Мне не пожать его руки, не взять у него интервью и не поговорить с ним о важном. Или даже о том, что выдает себя за это важное, на самом деле являясь суетой, на которую все мы так безоглядно размениваемся. Все — да не все…

В декабре этого года ему исполнилось бы 75 лет. Он ушел в марте 2018-го, доделав то, о чем мечтал — последняя страница его жизни закрылась, практически совпав с последними страницами книги всей его жизни — трудом, который он писал около двадцати лет, но к которому шел всю жизнь. Они были яркими, эти годы, и наполнены глубоким смыслом — благодаря этому труду в первую очередь. Но мы никогда не видим последней точки. Он знал, что она недалеко. И свято исполнял свое предназначение. Ведь если у твоей жизни есть смысл, ты почти не боишься ухода…

Мурад Эскендерович Аджиев любителям истории и ценителям наук был известен как Мурад Аджи. Это имя, пахнущее вольницей степи, пришло к нему не сразу. Оно громко зазвучало в теперь уже неблизкие 1990-е, когда все вокруг рушилось, люди хватались за обломки своего казавшегося надежным вчера, кто-то падал в бездну, а уцелевшие на обломках пытались просто выживать, думая о происходящем и уж тем более о вечном куда меньше, чем о куске хлеба. Вот в это время и стал известен “для широких масс” этот для многих непонятный, необычный человек, озаренный внутренним светом поиска. Он был красив, загадочен и убедителен. Как всегда убедительны наделенные верой.

Мурад Аджиев родился в Москве, он тут учился, окончил университет и защитился — его судьба изначально была предначертана, как и пути многих советских людей. Разница была лишь в том, что он кровью и духом своим ощущал нехватку чего-то важного — какой-то нити, которую, или отсутствие которой, точнее, он остро ощущал. Может быть, как географ, знающий все об истоках и устьях рек, начале и конце горных отрогов, может, просто как тонко чувствующий человек он маялся неведением, своим отрывом от прошлого: кто он и откуда пришел? Кто они — прежние носители его генов? Почему он — такой, а не иной, кто были те, кто стоял за ним, нес его фамилию, определил заданность? Сведения о прошлом, истории его семьи были отрывочными, а жить без корней было как-то неуютно. Он почти физически чувствовал, что без них крайне трудно стоять на земле прямо и крепко.

Ища опоры, а значит и себя самого, он поехал на родину предков — в дагестанский Аксай. В поездке к нему будто вернулось зрение: даже те места, где он не был прежде, казались ему знакомыми, и, вернувшись, он часами, если не сутками, торчал в Военно-историческом архиве. Зрение не просто возвращалось, оно становилось острее, даже ток крови стал иным. Предки — яркие, именитые, оставившие в истории Дагестана видимый след, выстраивались за его спиной, внимательно наблюдая за мятущимся потомком. Его фамилия зазвучала иначе, он замирал, пробуя на вкус их имена, начав различать сквозь десятилетия и века их лица. Но теперь требовалось другое. Он решил узнать историю того народа, чья кровь бежала в нем и в них, его предках. Но у кумыков, как оказалось, не было истории! Расселившиеся в степях и предгорьях Южной России тюрки, те самые половцы, что вскользь и даже как-то небрежно упоминались в учебниках истории, казалось, слышали его вопросы, но не давали на них ответа. И ему стало больно. «Мы — убитый молчанием народ», — понял он.

+-------+

→ **Краткая задача**
Выведите дословно фрагмент очерка о Мураде Аджи, начиная со слов «Мурад Эскендерович Аджиев» и заканчивая словами «убедительны наделенные верой.». Листинг — отдельный материал, к очерку он не относится.

+-------+

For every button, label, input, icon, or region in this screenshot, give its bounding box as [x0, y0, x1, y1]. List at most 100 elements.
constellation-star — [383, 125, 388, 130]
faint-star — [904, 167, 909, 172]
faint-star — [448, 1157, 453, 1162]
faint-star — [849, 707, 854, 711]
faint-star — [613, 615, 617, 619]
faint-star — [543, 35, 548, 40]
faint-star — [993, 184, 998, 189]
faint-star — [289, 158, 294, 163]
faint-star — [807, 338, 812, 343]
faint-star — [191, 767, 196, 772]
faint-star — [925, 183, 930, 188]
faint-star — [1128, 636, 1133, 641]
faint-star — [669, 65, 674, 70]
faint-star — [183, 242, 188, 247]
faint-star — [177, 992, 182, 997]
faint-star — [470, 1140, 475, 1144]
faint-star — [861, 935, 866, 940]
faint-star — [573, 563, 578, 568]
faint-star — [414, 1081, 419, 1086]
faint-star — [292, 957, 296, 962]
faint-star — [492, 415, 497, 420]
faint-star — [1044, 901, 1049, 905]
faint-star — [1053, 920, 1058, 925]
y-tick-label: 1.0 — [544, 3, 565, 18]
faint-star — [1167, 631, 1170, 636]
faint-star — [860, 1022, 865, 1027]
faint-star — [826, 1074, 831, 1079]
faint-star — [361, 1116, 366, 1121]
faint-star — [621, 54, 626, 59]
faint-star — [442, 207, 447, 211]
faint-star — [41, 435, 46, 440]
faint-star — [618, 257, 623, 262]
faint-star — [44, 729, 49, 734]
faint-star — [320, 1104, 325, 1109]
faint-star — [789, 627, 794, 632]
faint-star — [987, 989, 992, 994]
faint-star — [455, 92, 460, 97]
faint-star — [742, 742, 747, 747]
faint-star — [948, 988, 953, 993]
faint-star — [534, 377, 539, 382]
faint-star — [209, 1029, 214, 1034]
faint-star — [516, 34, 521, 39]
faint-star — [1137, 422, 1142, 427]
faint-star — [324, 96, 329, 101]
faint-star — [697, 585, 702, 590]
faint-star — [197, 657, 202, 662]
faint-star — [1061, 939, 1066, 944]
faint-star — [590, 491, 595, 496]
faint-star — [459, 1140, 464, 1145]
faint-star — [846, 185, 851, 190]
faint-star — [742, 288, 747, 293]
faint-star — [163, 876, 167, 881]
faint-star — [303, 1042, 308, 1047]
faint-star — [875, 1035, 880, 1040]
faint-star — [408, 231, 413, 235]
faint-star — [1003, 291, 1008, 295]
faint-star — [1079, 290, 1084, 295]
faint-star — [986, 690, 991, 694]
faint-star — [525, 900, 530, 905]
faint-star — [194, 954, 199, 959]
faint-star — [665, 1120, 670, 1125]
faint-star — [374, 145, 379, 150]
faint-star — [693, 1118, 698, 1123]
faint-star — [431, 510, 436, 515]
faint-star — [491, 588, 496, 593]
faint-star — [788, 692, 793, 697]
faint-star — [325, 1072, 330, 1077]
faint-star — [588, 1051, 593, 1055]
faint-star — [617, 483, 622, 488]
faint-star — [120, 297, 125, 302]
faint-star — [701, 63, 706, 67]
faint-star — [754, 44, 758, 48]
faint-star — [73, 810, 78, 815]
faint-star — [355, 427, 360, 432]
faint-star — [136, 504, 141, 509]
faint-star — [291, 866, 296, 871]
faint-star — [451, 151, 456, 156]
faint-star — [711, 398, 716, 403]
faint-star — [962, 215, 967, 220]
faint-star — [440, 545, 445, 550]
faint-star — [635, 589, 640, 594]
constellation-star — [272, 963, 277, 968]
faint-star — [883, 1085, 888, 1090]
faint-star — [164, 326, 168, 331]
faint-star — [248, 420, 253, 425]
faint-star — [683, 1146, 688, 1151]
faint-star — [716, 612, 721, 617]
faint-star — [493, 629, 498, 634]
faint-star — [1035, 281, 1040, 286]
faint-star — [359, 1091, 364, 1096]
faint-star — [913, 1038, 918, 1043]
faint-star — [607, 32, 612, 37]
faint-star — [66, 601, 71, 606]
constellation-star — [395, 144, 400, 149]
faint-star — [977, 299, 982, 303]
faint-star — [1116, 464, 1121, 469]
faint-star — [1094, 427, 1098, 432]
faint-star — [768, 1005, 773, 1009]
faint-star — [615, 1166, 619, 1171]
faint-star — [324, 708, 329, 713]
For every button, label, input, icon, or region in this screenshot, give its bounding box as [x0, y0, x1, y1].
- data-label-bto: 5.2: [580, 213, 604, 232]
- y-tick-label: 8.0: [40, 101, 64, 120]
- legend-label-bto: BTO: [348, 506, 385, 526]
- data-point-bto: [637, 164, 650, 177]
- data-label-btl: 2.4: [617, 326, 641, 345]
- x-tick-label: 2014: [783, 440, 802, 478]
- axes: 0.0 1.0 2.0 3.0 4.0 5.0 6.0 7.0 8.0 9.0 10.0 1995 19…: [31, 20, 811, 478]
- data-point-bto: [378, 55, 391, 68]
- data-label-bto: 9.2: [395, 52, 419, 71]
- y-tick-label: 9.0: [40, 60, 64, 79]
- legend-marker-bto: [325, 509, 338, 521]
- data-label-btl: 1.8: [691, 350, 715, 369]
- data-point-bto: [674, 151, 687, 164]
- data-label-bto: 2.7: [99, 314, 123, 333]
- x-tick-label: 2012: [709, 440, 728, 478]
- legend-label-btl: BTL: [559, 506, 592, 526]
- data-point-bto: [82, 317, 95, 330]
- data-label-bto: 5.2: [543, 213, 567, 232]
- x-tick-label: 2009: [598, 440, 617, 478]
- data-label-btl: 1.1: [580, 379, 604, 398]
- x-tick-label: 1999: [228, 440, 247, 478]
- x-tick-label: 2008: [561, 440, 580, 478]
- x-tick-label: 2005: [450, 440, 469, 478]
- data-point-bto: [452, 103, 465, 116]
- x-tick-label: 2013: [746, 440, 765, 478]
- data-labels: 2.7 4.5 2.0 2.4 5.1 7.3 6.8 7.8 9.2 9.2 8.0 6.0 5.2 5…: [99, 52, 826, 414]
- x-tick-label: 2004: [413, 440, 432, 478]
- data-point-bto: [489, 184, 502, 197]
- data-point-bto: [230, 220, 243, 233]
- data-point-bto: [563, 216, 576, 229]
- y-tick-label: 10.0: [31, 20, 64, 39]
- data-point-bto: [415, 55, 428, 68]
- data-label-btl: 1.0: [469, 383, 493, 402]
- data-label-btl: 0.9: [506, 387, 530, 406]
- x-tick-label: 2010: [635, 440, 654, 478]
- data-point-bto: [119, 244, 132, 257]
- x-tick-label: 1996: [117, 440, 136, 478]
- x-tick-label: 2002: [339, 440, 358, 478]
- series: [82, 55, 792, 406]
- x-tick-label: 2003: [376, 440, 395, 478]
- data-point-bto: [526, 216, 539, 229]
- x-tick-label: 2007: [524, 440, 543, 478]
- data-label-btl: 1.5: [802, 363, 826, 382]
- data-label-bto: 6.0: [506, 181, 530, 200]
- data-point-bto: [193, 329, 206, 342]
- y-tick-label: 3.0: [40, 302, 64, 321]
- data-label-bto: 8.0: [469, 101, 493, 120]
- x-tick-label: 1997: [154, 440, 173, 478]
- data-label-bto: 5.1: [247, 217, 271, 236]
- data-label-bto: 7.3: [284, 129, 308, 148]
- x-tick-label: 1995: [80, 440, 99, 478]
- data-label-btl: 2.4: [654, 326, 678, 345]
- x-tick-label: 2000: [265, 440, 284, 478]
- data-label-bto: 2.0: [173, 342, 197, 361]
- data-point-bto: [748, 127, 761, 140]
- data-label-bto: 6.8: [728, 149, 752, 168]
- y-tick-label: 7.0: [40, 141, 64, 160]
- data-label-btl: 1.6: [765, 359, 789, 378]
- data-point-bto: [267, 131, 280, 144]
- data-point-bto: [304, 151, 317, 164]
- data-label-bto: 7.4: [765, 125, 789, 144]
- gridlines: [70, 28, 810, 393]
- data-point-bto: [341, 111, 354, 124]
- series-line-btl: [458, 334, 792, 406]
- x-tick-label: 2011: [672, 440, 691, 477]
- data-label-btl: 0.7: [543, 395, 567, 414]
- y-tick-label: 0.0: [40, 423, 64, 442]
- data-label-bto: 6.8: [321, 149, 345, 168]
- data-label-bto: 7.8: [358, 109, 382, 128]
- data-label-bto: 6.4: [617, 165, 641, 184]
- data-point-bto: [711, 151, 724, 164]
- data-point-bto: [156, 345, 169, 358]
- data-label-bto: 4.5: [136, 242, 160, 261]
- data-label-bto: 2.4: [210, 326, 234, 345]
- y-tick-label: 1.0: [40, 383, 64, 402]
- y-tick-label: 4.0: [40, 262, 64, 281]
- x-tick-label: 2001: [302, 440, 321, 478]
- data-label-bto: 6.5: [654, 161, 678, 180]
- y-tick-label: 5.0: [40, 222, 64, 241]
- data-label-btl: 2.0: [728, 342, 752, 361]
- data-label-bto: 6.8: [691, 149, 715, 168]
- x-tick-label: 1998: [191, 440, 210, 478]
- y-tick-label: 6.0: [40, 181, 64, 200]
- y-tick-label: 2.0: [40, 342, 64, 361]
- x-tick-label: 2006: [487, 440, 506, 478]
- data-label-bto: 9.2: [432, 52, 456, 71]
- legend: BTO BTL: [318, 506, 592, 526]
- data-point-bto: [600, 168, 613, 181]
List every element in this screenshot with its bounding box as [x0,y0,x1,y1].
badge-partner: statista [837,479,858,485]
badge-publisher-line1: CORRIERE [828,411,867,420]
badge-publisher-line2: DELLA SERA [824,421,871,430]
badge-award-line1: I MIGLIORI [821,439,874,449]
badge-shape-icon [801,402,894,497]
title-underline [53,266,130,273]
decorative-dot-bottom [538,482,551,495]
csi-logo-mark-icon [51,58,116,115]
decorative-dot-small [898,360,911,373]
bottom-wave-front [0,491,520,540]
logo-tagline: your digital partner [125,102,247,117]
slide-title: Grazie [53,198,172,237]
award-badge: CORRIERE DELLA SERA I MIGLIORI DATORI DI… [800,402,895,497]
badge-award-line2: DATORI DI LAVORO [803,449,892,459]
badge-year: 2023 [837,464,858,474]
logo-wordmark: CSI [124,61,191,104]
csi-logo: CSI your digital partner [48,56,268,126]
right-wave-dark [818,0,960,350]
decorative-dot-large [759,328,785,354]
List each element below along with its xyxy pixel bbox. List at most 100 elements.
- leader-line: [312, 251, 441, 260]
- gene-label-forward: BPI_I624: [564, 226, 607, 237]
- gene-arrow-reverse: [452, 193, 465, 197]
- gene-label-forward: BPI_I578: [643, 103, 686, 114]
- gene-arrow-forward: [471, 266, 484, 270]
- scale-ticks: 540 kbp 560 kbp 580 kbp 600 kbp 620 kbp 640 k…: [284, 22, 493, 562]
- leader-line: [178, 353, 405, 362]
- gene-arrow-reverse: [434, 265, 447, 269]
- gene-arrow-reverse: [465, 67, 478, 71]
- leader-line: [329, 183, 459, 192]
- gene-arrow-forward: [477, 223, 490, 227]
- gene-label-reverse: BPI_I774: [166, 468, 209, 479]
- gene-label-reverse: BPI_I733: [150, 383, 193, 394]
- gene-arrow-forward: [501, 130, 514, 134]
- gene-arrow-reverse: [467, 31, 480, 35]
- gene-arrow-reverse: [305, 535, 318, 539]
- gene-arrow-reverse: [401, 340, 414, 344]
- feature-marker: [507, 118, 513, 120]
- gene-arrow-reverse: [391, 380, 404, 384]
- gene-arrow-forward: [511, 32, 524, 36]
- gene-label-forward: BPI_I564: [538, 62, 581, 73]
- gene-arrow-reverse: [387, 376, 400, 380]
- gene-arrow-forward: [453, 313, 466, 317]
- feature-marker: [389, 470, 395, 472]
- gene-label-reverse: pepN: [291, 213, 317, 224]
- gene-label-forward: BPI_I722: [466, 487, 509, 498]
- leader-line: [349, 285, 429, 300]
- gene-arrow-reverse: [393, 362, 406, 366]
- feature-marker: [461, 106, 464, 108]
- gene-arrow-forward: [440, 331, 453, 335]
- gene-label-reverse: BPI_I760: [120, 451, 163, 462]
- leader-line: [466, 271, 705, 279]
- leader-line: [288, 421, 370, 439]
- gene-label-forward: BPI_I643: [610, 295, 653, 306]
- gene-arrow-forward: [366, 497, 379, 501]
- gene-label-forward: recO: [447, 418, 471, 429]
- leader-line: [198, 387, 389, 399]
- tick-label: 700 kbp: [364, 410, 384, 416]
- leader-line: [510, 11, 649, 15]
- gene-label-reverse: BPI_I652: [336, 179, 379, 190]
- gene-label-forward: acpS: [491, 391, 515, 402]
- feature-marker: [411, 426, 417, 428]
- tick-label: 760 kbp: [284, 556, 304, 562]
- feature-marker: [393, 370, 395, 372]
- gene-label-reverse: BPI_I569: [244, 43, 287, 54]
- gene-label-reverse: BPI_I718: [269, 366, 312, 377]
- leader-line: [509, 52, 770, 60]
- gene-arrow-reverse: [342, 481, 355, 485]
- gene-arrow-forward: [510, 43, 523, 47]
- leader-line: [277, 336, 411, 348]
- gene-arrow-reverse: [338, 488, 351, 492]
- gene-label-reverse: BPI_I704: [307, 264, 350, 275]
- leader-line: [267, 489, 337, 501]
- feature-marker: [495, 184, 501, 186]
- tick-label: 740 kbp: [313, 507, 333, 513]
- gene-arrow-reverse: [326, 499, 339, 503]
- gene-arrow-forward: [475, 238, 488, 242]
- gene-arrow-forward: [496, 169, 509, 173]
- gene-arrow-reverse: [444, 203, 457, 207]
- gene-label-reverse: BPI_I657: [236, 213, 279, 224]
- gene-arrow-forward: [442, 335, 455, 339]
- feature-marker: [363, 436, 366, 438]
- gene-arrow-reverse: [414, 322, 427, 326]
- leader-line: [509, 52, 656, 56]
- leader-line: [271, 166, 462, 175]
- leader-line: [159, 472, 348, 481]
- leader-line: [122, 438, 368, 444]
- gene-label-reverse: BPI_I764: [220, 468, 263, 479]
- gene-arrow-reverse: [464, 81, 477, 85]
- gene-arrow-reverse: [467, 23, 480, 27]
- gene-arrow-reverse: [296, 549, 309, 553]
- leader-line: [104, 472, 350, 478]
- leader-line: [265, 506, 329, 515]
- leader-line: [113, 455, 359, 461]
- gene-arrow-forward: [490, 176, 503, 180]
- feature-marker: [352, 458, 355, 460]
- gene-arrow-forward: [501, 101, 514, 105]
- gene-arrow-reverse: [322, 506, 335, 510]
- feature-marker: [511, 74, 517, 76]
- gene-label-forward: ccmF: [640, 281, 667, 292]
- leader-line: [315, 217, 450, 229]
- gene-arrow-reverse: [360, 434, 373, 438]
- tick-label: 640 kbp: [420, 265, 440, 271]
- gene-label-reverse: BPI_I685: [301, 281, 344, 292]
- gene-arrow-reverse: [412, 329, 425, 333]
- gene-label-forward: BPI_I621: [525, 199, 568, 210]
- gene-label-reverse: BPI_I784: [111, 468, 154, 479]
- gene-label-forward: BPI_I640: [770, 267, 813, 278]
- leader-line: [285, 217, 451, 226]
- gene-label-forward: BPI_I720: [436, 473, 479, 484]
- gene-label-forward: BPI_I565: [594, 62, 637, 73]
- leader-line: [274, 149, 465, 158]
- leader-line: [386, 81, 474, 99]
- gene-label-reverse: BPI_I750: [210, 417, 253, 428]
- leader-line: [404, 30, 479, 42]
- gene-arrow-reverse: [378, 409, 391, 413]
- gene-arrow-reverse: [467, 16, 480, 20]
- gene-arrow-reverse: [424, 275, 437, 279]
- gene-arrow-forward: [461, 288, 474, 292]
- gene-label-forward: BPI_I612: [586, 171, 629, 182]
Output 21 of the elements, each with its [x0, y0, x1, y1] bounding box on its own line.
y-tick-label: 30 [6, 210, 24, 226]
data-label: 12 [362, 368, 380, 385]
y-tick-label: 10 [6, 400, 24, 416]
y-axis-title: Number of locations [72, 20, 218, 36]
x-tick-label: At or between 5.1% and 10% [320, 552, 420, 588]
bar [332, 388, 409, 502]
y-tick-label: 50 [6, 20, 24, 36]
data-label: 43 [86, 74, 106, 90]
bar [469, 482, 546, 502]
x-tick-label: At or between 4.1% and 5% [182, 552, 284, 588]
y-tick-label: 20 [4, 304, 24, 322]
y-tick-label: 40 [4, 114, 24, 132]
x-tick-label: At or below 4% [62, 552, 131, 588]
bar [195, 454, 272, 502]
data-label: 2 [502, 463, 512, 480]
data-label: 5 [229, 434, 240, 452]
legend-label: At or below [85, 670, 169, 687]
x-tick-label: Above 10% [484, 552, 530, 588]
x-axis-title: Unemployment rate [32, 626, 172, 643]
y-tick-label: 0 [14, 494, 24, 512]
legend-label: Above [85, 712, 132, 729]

+-------+

→ **Решение задачи**
Мурад Эскендерович Аджиев любителям истории и ценителям наук был известен как Мурад Аджи. Это имя, пахнущее вольницей степи, пришло к нему не сразу. Оно громко зазвучало в теперь уже неблизкие 1990-е, когда все вокруг рушилось, люди хватались за обломки своего казавшегося надежным вчера, кто-то падал в бездну, а уцелевшие на обломках пытались просто выживать, думая о происходящем и уж тем более о вечном куда меньше, чем о куске хлеба. Вот в это время и стал известен “для широких масс” этот для многих непонятный, необычный человек, озаренный внутренним светом поиска. Он был красив, загадочен и убедителен. Как всегда убедительны наделенные верой.